— Begin STORED ROWS —

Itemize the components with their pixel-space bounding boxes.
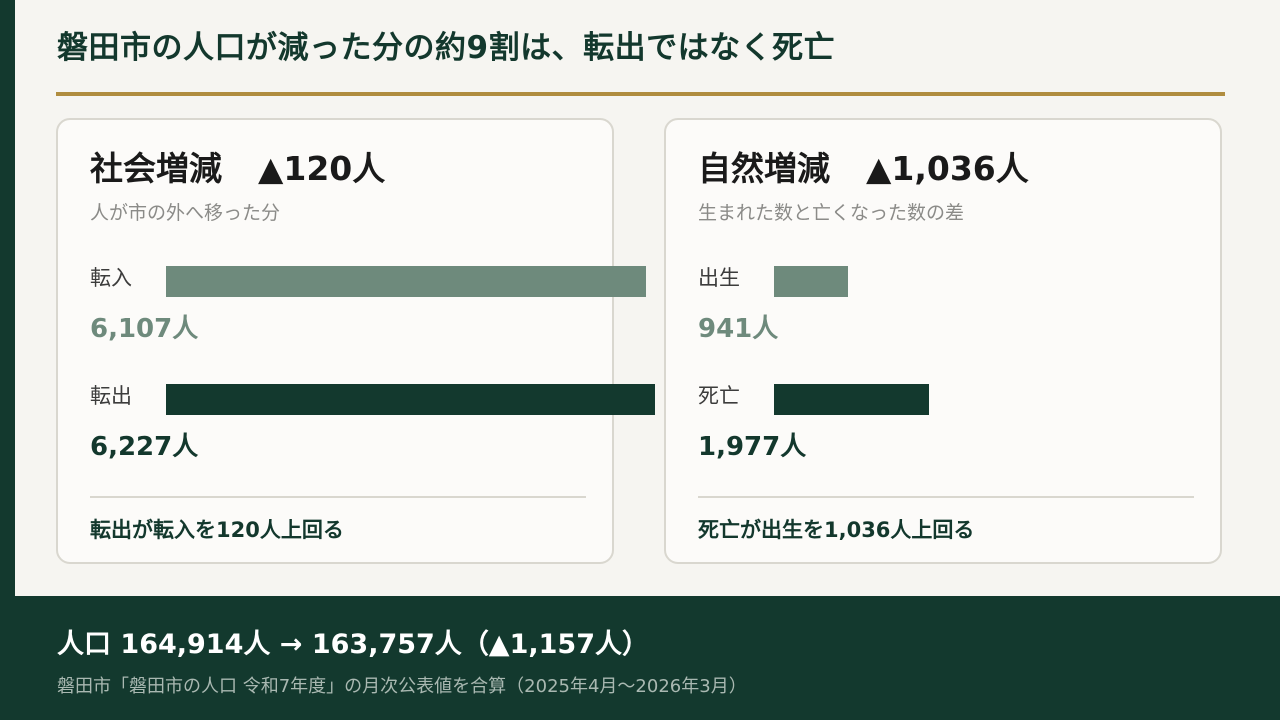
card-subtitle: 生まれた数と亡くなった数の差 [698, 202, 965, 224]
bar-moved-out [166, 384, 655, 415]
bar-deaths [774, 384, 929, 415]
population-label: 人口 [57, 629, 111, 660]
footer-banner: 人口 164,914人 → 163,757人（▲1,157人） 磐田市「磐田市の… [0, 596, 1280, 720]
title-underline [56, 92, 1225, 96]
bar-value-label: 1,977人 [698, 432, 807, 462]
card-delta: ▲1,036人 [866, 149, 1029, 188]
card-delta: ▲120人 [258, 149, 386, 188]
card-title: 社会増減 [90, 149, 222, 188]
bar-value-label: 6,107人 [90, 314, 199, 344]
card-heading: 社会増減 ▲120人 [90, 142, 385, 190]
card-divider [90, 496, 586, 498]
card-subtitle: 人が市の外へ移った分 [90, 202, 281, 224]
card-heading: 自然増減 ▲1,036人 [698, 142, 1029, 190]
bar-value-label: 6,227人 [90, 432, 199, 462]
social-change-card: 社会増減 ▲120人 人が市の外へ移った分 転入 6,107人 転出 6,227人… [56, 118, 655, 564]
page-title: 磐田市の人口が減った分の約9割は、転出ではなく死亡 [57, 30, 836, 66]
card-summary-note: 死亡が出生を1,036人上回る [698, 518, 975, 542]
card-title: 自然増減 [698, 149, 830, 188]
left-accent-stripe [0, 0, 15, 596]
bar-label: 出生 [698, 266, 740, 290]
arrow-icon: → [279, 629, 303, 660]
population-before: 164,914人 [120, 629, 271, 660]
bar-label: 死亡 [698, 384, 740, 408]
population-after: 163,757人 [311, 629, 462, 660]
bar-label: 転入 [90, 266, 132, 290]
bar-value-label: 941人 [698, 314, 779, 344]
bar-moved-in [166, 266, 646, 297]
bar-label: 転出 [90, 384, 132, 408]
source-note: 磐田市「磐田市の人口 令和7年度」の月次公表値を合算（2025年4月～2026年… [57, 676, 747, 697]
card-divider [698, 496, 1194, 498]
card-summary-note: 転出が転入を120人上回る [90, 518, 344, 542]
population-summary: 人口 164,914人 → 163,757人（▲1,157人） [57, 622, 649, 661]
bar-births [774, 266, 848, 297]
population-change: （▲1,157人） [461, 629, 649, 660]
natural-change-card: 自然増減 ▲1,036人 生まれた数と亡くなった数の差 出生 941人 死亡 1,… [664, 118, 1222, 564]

— End STORED ROWS —
— Begin STORED ROWS —

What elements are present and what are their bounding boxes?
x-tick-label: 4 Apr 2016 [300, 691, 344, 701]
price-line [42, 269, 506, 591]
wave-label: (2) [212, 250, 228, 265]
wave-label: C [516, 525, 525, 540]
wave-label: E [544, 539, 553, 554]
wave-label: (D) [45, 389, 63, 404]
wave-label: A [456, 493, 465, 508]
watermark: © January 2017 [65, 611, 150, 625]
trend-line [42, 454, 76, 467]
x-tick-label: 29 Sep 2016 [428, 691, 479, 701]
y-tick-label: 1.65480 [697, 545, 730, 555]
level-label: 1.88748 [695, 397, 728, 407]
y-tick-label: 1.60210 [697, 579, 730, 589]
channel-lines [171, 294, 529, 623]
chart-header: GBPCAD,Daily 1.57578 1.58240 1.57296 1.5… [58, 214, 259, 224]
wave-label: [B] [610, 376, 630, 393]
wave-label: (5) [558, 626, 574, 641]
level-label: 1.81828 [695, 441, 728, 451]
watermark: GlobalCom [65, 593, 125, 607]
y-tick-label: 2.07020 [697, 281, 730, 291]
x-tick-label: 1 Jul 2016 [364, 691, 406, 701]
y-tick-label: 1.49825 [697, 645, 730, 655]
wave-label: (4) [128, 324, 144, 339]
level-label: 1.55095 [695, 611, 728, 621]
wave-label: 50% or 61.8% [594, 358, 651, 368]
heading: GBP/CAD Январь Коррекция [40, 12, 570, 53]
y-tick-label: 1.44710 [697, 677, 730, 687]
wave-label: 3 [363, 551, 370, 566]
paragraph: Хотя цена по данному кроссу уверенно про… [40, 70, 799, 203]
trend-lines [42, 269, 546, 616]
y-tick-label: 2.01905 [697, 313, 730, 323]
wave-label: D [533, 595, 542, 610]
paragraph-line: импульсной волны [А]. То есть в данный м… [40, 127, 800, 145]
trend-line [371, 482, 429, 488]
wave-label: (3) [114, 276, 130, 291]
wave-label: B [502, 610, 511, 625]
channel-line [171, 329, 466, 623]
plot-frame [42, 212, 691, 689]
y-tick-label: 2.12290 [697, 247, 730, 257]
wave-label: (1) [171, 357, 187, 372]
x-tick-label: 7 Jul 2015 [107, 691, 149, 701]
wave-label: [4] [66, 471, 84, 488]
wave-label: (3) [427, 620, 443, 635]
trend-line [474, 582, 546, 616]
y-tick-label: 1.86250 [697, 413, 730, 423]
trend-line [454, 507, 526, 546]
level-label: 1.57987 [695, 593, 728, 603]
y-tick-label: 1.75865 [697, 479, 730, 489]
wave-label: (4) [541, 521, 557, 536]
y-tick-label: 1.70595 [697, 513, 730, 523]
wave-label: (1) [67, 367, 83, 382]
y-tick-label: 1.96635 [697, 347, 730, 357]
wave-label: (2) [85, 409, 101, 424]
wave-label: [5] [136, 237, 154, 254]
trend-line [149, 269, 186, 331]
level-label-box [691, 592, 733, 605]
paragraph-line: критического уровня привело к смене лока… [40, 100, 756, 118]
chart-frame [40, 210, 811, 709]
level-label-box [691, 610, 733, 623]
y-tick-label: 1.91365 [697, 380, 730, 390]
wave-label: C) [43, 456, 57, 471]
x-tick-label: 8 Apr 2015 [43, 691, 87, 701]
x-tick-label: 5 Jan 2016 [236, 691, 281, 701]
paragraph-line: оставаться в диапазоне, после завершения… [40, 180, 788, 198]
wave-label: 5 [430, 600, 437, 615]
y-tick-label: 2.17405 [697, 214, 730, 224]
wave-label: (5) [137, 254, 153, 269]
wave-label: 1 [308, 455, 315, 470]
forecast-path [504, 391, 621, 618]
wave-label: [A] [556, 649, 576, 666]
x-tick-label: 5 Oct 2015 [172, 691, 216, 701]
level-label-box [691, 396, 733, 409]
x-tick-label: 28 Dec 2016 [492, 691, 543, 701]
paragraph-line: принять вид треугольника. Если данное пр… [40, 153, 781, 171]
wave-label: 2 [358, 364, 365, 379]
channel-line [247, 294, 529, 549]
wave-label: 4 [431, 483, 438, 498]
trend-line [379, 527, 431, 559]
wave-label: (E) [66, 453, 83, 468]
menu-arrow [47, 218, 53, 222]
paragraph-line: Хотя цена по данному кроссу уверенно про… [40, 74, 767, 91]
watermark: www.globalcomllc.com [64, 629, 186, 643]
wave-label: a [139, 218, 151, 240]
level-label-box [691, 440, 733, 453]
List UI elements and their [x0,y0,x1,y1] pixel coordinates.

— End STORED ROWS —
— Begin STORED ROWS —

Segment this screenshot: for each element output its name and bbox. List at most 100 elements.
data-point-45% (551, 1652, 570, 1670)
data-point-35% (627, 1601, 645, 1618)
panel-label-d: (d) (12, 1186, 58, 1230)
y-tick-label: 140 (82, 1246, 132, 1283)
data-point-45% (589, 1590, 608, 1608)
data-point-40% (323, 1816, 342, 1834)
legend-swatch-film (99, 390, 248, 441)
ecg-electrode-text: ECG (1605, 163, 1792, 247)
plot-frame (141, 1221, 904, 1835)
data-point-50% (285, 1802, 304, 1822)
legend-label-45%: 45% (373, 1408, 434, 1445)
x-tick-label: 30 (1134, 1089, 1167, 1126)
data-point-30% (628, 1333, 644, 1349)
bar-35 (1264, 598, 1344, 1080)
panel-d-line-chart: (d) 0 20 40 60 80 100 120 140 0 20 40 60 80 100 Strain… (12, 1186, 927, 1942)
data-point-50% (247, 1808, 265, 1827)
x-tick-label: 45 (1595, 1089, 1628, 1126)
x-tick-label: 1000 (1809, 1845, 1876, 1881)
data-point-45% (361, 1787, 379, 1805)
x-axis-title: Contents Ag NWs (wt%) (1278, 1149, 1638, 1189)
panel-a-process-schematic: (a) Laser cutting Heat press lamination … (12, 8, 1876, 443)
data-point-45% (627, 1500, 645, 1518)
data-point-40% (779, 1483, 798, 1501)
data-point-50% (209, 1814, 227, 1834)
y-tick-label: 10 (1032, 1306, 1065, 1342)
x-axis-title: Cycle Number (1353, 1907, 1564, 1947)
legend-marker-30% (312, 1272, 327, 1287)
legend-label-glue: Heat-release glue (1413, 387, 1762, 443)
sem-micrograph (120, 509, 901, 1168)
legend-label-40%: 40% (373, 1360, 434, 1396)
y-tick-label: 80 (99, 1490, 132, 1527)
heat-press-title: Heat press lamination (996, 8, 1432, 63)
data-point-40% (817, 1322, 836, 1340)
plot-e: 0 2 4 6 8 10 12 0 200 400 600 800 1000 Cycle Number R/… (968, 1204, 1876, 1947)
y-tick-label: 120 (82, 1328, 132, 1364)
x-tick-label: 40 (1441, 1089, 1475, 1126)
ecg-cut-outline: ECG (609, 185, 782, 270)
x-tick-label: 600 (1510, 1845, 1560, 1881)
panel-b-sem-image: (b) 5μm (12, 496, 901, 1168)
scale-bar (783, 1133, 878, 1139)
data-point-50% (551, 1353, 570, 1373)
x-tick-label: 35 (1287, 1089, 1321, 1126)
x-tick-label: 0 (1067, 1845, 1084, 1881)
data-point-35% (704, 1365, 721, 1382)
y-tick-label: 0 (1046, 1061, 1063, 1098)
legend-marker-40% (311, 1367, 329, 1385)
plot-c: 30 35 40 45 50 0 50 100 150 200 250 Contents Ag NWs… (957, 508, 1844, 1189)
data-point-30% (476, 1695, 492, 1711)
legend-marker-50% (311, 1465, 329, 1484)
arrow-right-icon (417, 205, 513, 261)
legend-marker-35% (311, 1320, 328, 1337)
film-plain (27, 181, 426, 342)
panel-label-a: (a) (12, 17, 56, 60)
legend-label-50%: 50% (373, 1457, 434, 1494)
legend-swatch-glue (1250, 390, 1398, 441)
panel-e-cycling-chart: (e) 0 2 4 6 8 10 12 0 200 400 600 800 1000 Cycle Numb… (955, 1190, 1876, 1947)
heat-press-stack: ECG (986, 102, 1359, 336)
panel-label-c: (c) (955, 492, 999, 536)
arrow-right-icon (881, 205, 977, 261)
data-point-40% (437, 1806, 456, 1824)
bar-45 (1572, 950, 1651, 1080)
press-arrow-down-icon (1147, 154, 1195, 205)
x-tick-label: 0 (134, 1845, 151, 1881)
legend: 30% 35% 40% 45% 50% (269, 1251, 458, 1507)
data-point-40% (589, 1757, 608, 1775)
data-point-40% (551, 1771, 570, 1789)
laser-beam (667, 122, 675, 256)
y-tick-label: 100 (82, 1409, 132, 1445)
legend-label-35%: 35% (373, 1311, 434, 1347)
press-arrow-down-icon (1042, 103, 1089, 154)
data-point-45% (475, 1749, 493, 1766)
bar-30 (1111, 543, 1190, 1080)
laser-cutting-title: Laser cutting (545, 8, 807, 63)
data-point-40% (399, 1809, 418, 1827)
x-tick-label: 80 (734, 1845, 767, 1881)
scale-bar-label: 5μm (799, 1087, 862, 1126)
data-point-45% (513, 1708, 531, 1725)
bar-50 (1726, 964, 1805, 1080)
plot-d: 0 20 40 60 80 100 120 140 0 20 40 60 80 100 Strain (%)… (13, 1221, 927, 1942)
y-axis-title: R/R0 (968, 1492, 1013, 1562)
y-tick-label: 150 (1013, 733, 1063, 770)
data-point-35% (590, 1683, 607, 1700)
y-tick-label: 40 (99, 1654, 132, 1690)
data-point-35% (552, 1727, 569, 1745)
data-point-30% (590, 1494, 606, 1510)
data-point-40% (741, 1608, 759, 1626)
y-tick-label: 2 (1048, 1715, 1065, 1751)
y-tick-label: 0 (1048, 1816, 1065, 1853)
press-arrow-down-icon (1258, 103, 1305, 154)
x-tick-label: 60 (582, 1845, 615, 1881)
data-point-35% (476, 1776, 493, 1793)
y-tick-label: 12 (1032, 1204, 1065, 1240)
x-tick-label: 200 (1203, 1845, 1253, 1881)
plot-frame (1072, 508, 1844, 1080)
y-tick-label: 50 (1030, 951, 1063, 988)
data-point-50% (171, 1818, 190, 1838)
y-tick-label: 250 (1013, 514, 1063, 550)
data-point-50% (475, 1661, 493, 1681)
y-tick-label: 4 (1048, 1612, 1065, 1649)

— End STORED ROWS —

EXERCISE GOAL:
Write out the data line for line without any change, starting at the line that contains "What elements are" and ending at the line that contains "x-tick-label: 1 Jul 2016 [364, 691, 406, 701]", including both of those lines.

COMPLETE ANSWER:
What elements are present and what are their bounding boxes?
x-tick-label: 4 Apr 2016 [300, 691, 344, 701]
price-line [42, 269, 506, 591]
wave-label: (2) [212, 250, 228, 265]
wave-label: C [516, 525, 525, 540]
wave-label: E [544, 539, 553, 554]
wave-label: (D) [45, 389, 63, 404]
wave-label: A [456, 493, 465, 508]
watermark: © January 2017 [65, 611, 150, 625]
trend-line [42, 454, 76, 467]
x-tick-label: 29 Sep 2016 [428, 691, 479, 701]
y-tick-label: 1.65480 [697, 545, 730, 555]
level-label: 1.88748 [695, 397, 728, 407]
y-tick-label: 1.60210 [697, 579, 730, 589]
channel-lines [171, 294, 529, 623]
chart-header: GBPCAD,Daily 1.57578 1.58240 1.57296 1.5… [58, 214, 259, 224]
wave-label: [B] [610, 376, 630, 393]
wave-label: (5) [558, 626, 574, 641]
level-label: 1.81828 [695, 441, 728, 451]
watermark: GlobalCom [65, 593, 125, 607]
y-tick-label: 2.07020 [697, 281, 730, 291]
x-tick-label: 1 Jul 2016 [364, 691, 406, 701]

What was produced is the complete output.